| ROWS |
○ ○ ○ ○ ○ ○ ○

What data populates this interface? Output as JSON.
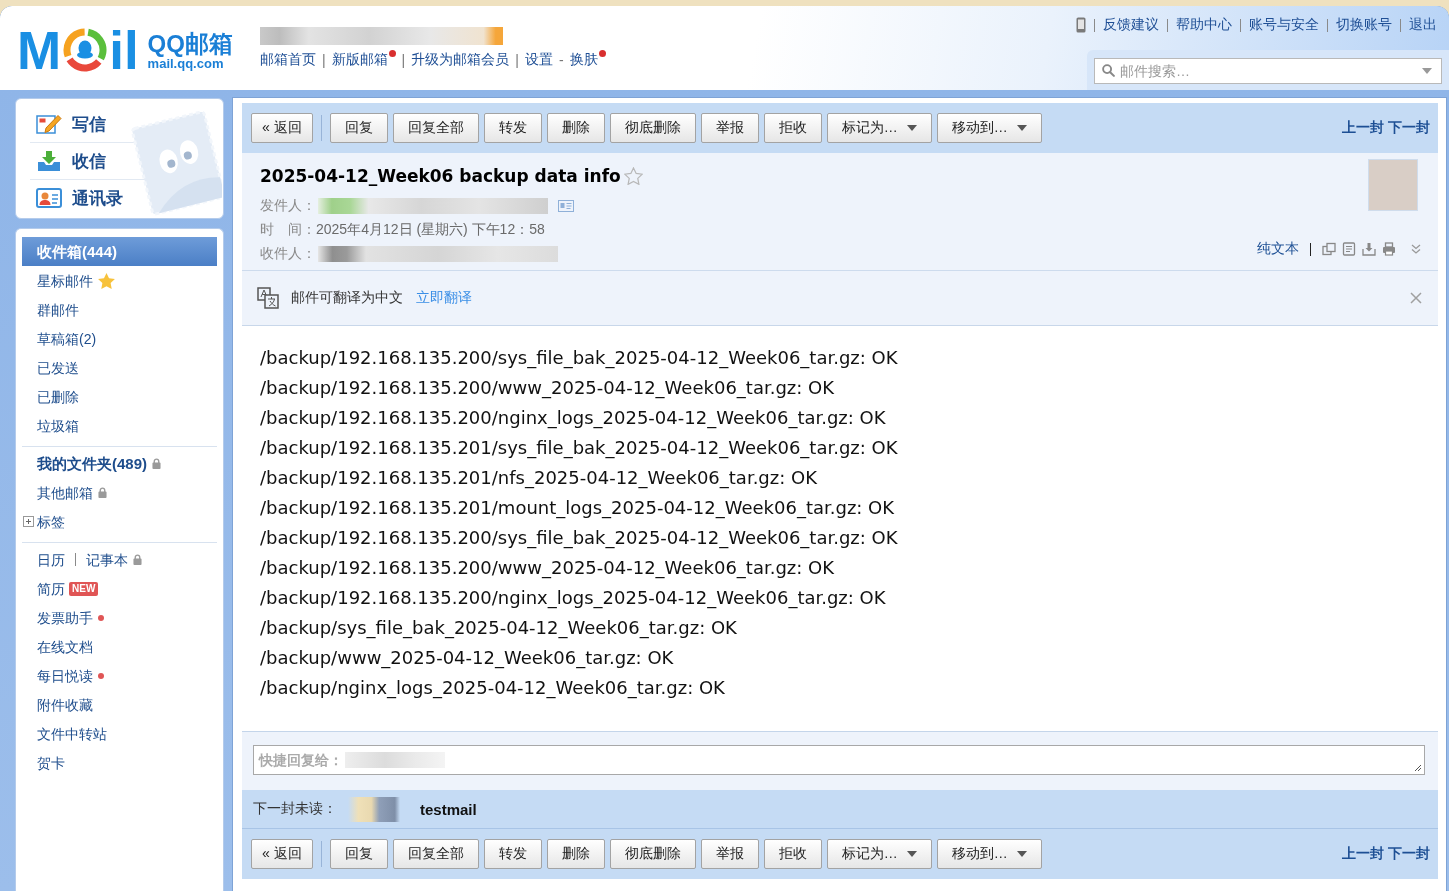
{
  "header": {
    "logo": {
      "mark_left": "M",
      "mark_right": "il",
      "name": "QQ邮箱",
      "domain": "mail.qq.com"
    },
    "nav_links": [
      {
        "label": "邮箱首页",
        "new_dot": false
      },
      {
        "separator": "|",
        "label": "新版邮箱",
        "new_dot": true
      },
      {
        "separator": "|",
        "label": "升级为邮箱会员",
        "new_dot": false
      },
      {
        "separator": "|",
        "label": "设置",
        "new_dot": false
      },
      {
        "separator": "-",
        "label": "换肤",
        "new_dot": true
      }
    ],
    "top_links": [
      "反馈建议",
      "帮助中心",
      "账号与安全",
      "切换账号",
      "退出"
    ],
    "search": {
      "placeholder": "邮件搜索…"
    }
  },
  "sidebar": {
    "actions": [
      {
        "kind": "compose",
        "label": "写信"
      },
      {
        "kind": "receive",
        "label": "收信"
      },
      {
        "kind": "contacts",
        "label": "通讯录"
      }
    ],
    "folder_groups": [
      {
        "items": [
          {
            "kind": "plain",
            "label": "收件箱(444)",
            "selected": true,
            "bold": true
          },
          {
            "kind": "starred",
            "label": "星标邮件",
            "selected": false,
            "bold": false
          },
          {
            "kind": "plain",
            "label": "群邮件",
            "selected": false,
            "bold": false
          },
          {
            "kind": "plain",
            "label": "草稿箱(2)",
            "selected": false,
            "bold": false
          },
          {
            "kind": "plain",
            "label": "已发送",
            "selected": false,
            "bold": false
          },
          {
            "kind": "plain",
            "label": "已删除",
            "selected": false,
            "bold": false
          },
          {
            "kind": "plain",
            "label": "垃圾箱",
            "selected": false,
            "bold": false
          }
        ]
      },
      {
        "items": [
          {
            "kind": "locked",
            "label": "我的文件夹(489)",
            "selected": false,
            "bold": true
          },
          {
            "kind": "locked",
            "label": "其他邮箱",
            "selected": false,
            "bold": false
          },
          {
            "kind": "expandable",
            "label": "标签",
            "selected": false,
            "bold": false,
            "expanded": false
          }
        ]
      },
      {
        "items": [
          {
            "kind": "locked",
            "label": "日历",
            "second_label": "记事本",
            "selected": false,
            "bold": false
          },
          {
            "kind": "plain",
            "label": "简历",
            "selected": false,
            "bold": false,
            "badge": "NEW"
          },
          {
            "kind": "alert",
            "label": "发票助手",
            "selected": false,
            "bold": false
          },
          {
            "kind": "plain",
            "label": "在线文档",
            "selected": false,
            "bold": false
          },
          {
            "kind": "alert",
            "label": "每日悦读",
            "selected": false,
            "bold": false
          },
          {
            "kind": "plain",
            "label": "附件收藏",
            "selected": false,
            "bold": false
          },
          {
            "kind": "plain",
            "label": "文件中转站",
            "selected": false,
            "bold": false
          },
          {
            "kind": "plain",
            "label": "贺卡",
            "selected": false,
            "bold": false
          }
        ]
      }
    ]
  },
  "mail": {
    "toolbar_top": {
      "back": "« 返回",
      "actions": [
        {
          "label": "回复",
          "dropdown": false
        },
        {
          "label": "回复全部",
          "dropdown": false
        },
        {
          "label": "转发",
          "dropdown": false
        },
        {
          "label": "删除",
          "dropdown": false
        },
        {
          "label": "彻底删除",
          "dropdown": false
        },
        {
          "label": "举报",
          "dropdown": false
        },
        {
          "label": "拒收",
          "dropdown": false
        },
        {
          "label": "标记为…",
          "dropdown": true
        },
        {
          "label": "移动到…",
          "dropdown": true
        }
      ],
      "prev": "上一封",
      "next": "下一封"
    },
    "subject": "2025-04-12_Week06 backup data info",
    "starred": false,
    "sender": {
      "label": "发件人："
    },
    "time": {
      "label": "时　间：",
      "value": "2025年4月12日 (星期六) 下午12：58"
    },
    "recipient": {
      "label": "收件人："
    },
    "plain_text": "纯文本",
    "translate": {
      "message": "邮件可翻译为中文",
      "action": "立即翻译"
    },
    "body_lines": [
      "/backup/192.168.135.200/sys_file_bak_2025-04-12_Week06_tar.gz: OK",
      "/backup/192.168.135.200/www_2025-04-12_Week06_tar.gz: OK",
      "/backup/192.168.135.200/nginx_logs_2025-04-12_Week06_tar.gz: OK",
      "/backup/192.168.135.201/sys_file_bak_2025-04-12_Week06_tar.gz: OK",
      "/backup/192.168.135.201/nfs_2025-04-12_Week06_tar.gz: OK",
      "/backup/192.168.135.201/mount_logs_2025-04-12_Week06_tar.gz: OK",
      "/backup/192.168.135.200/sys_file_bak_2025-04-12_Week06_tar.gz: OK",
      "/backup/192.168.135.200/www_2025-04-12_Week06_tar.gz: OK",
      "/backup/192.168.135.200/nginx_logs_2025-04-12_Week06_tar.gz: OK",
      "/backup/sys_file_bak_2025-04-12_Week06_tar.gz: OK",
      "/backup/www_2025-04-12_Week06_tar.gz: OK",
      "/backup/nginx_logs_2025-04-12_Week06_tar.gz: OK"
    ],
    "quick_reply": {
      "placeholder": "快捷回复给："
    },
    "next_unread": {
      "label": "下一封未读：",
      "subject": "testmail"
    },
    "toolbar_bottom": {
      "back": "« 返回",
      "actions": [
        {
          "label": "回复",
          "dropdown": false
        },
        {
          "label": "回复全部",
          "dropdown": false
        },
        {
          "label": "转发",
          "dropdown": false
        },
        {
          "label": "删除",
          "dropdown": false
        },
        {
          "label": "彻底删除",
          "dropdown": false
        },
        {
          "label": "举报",
          "dropdown": false
        },
        {
          "label": "拒收",
          "dropdown": false
        },
        {
          "label": "标记为…",
          "dropdown": true
        },
        {
          "label": "移动到…",
          "dropdown": true
        }
      ],
      "prev": "上一封",
      "next": "下一封"
    }
  }
}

○ ○ ○ ○ ○ ○ ○

| WHAT THE TASK ASKS |
Omit every picture, and otherwise quote the entries exactly.

| THE ANSWER |
What data populates this interface? Output as JSON.
{
  "header": {
    "logo": {
      "mark_left": "M",
      "mark_right": "il",
      "name": "QQ邮箱",
      "domain": "mail.qq.com"
    },
    "nav_links": [
      {
        "label": "邮箱首页",
        "new_dot": false
      },
      {
        "separator": "|",
        "label": "新版邮箱",
        "new_dot": true
      },
      {
        "separator": "|",
        "label": "升级为邮箱会员",
        "new_dot": false
      },
      {
        "separator": "|",
        "label": "设置",
        "new_dot": false
      },
      {
        "separator": "-",
        "label": "换肤",
        "new_dot": true
      }
    ],
    "top_links": [
      "反馈建议",
      "帮助中心",
      "账号与安全",
      "切换账号",
      "退出"
    ],
    "search": {
      "placeholder": "邮件搜索…"
    }
  },
  "sidebar": {
    "actions": [
      {
        "kind": "compose",
        "label": "写信"
      },
      {
        "kind": "receive",
        "label": "收信"
      },
      {
        "kind": "contacts",
        "label": "通讯录"
      }
    ],
    "folder_groups": [
      {
        "items": [
          {
            "kind": "plain",
            "label": "收件箱(444)",
            "selected": true,
            "bold": true
          },
          {
            "kind": "starred",
            "label": "星标邮件",
            "selected": false,
            "bold": false
          },
          {
            "kind": "plain",
            "label": "群邮件",
            "selected": false,
            "bold": false
          },
          {
            "kind": "plain",
            "label": "草稿箱(2)",
            "selected": false,
            "bold": false
          },
          {
            "kind": "plain",
            "label": "已发送",
            "selected": false,
            "bold": false
          },
          {
            "kind": "plain",
            "label": "已删除",
            "selected": false,
            "bold": false
          },
          {
            "kind": "plain",
            "label": "垃圾箱",
            "selected": false,
            "bold": false
          }
        ]
      },
      {
        "items": [
          {
            "kind": "locked",
            "label": "我的文件夹(489)",
            "selected": false,
            "bold": true
          },
          {
            "kind": "locked",
            "label": "其他邮箱",
            "selected": false,
            "bold": false
          },
          {
            "kind": "expandable",
            "label": "标签",
            "selected": false,
            "bold": false,
            "expanded": false
          }
        ]
      },
      {
        "items": [
          {
            "kind": "locked",
            "label": "日历",
            "second_label": "记事本",
            "selected": false,
            "bold": false
          },
          {
            "kind": "plain",
            "label": "简历",
            "selected": false,
            "bold": false,
            "badge": "NEW"
          },
          {
            "kind": "alert",
            "label": "发票助手",
            "selected": false,
            "bold": false
          },
          {
            "kind": "plain",
            "label": "在线文档",
            "selected": false,
            "bold": false
          },
          {
            "kind": "alert",
            "label": "每日悦读",
            "selected": false,
            "bold": false
          },
          {
            "kind": "plain",
            "label": "附件收藏",
            "selected": false,
            "bold": false
          },
          {
            "kind": "plain",
            "label": "文件中转站",
            "selected": false,
            "bold": false
          },
          {
            "kind": "plain",
            "label": "贺卡",
            "selected": false,
            "bold": false
          }
        ]
      }
    ]
  },
  "mail": {
    "toolbar_top": {
      "back": "« 返回",
      "actions": [
        {
          "label": "回复",
          "dropdown": false
        },
        {
          "label": "回复全部",
          "dropdown": false
        },
        {
          "label": "转发",
          "dropdown": false
        },
        {
          "label": "删除",
          "dropdown": false
        },
        {
          "label": "彻底删除",
          "dropdown": false
        },
        {
          "label": "举报",
          "dropdown": false
        },
        {
          "label": "拒收",
          "dropdown": false
        },
        {
          "label": "标记为…",
          "dropdown": true
        },
        {
          "label": "移动到…",
          "dropdown": true
        }
      ],
      "prev": "上一封",
      "next": "下一封"
    },
    "subject": "2025-04-12_Week06 backup data info",
    "starred": false,
    "sender": {
      "label": "发件人："
    },
    "time": {
      "label": "时　间：",
      "value": "2025年4月12日 (星期六) 下午12：58"
    },
    "recipient": {
      "label": "收件人："
    },
    "plain_text": "纯文本",
    "translate": {
      "message": "邮件可翻译为中文",
      "action": "立即翻译"
    },
    "body_lines": [
      "/backup/192.168.135.200/sys_file_bak_2025-04-12_Week06_tar.gz: OK",
      "/backup/192.168.135.200/www_2025-04-12_Week06_tar.gz: OK",
      "/backup/192.168.135.200/nginx_logs_2025-04-12_Week06_tar.gz: OK",
      "/backup/192.168.135.201/sys_file_bak_2025-04-12_Week06_tar.gz: OK",
      "/backup/192.168.135.201/nfs_2025-04-12_Week06_tar.gz: OK",
      "/backup/192.168.135.201/mount_logs_2025-04-12_Week06_tar.gz: OK",
      "/backup/192.168.135.200/sys_file_bak_2025-04-12_Week06_tar.gz: OK",
      "/backup/192.168.135.200/www_2025-04-12_Week06_tar.gz: OK",
      "/backup/192.168.135.200/nginx_logs_2025-04-12_Week06_tar.gz: OK",
      "/backup/sys_file_bak_2025-04-12_Week06_tar.gz: OK",
      "/backup/www_2025-04-12_Week06_tar.gz: OK",
      "/backup/nginx_logs_2025-04-12_Week06_tar.gz: OK"
    ],
    "quick_reply": {
      "placeholder": "快捷回复给："
    },
    "next_unread": {
      "label": "下一封未读：",
      "subject": "testmail"
    },
    "toolbar_bottom": {
      "back": "« 返回",
      "actions": [
        {
          "label": "回复",
          "dropdown": false
        },
        {
          "label": "回复全部",
          "dropdown": false
        },
        {
          "label": "转发",
          "dropdown": false
        },
        {
          "label": "删除",
          "dropdown": false
        },
        {
          "label": "彻底删除",
          "dropdown": false
        },
        {
          "label": "举报",
          "dropdown": false
        },
        {
          "label": "拒收",
          "dropdown": false
        },
        {
          "label": "标记为…",
          "dropdown": true
        },
        {
          "label": "移动到…",
          "dropdown": true
        }
      ],
      "prev": "上一封",
      "next": "下一封"
    }
  }
}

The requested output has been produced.